Request — For every line in the data below that contains "условий", copy the line.

Supplied data —
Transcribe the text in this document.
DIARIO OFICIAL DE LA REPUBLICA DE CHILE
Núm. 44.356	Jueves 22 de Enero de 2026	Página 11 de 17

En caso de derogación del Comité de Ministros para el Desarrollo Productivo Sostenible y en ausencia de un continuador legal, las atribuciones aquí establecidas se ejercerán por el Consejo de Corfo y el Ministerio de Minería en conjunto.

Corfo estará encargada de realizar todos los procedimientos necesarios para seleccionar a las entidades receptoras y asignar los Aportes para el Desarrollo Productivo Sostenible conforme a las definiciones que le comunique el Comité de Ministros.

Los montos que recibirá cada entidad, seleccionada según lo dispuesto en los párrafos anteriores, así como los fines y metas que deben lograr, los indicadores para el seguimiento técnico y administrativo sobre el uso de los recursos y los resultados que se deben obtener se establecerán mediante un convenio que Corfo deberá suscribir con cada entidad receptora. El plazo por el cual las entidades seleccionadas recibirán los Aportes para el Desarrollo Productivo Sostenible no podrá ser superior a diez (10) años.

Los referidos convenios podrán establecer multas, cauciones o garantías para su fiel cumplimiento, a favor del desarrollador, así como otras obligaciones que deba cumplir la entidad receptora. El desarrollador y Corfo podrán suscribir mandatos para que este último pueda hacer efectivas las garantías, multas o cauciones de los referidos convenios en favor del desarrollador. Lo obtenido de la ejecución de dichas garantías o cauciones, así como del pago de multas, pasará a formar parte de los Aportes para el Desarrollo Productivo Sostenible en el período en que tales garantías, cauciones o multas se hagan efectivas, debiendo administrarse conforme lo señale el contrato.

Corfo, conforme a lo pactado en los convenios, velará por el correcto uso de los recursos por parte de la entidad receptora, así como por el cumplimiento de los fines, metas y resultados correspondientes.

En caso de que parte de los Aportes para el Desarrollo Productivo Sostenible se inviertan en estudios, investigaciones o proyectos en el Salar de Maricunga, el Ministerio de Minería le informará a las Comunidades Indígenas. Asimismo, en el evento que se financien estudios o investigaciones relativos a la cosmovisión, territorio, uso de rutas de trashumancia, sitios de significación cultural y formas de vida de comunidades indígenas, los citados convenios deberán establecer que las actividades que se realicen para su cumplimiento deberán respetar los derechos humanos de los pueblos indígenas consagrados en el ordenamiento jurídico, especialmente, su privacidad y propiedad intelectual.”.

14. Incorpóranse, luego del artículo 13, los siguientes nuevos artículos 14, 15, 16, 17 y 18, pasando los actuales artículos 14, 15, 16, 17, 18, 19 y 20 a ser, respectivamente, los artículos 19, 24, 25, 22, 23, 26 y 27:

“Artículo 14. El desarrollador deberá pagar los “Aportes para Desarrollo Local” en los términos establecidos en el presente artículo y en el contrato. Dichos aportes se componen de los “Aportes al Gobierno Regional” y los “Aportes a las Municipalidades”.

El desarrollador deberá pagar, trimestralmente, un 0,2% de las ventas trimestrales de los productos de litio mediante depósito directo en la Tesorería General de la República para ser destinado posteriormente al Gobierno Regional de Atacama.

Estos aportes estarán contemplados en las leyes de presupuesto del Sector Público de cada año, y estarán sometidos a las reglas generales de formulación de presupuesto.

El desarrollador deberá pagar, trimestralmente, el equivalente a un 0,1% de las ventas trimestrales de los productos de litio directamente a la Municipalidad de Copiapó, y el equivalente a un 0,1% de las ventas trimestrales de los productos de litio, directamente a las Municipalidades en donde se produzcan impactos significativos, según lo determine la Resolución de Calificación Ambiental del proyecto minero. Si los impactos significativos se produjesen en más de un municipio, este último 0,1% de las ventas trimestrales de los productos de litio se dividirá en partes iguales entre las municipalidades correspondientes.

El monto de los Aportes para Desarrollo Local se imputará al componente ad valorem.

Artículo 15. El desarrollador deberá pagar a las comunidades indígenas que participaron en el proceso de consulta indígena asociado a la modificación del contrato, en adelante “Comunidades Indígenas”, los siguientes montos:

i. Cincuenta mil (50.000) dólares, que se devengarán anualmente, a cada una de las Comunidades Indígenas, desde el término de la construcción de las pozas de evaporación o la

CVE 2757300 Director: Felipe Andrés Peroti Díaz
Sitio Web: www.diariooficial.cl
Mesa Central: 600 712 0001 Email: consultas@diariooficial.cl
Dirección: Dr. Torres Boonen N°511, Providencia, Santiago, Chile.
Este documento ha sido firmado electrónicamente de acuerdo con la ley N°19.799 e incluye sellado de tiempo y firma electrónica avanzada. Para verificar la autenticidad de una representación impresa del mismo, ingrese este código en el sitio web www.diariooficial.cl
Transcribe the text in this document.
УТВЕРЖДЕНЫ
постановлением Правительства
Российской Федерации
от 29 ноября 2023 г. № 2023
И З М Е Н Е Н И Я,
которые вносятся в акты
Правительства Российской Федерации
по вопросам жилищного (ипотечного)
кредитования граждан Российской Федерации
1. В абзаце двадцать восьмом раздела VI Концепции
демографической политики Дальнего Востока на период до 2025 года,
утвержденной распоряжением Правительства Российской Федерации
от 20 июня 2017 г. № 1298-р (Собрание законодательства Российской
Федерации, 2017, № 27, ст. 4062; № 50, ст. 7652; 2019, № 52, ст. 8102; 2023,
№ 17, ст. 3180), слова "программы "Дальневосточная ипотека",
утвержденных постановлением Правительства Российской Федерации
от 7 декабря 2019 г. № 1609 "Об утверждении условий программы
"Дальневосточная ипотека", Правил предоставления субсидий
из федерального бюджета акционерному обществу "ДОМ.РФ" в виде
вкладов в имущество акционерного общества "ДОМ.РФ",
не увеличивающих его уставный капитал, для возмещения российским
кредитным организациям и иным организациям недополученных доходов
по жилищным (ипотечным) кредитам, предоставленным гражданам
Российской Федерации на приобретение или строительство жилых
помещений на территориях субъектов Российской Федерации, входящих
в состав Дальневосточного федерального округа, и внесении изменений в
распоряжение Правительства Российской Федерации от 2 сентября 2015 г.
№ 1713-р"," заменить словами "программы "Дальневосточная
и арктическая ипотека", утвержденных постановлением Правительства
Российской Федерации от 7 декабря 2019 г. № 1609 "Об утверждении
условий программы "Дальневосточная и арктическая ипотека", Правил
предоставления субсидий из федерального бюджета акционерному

Answer for the task —
от 7 декабря 2019 г. № 1609 "Об утверждении условий программы
условий программы "Дальневосточная и арктическая ипотека", Правил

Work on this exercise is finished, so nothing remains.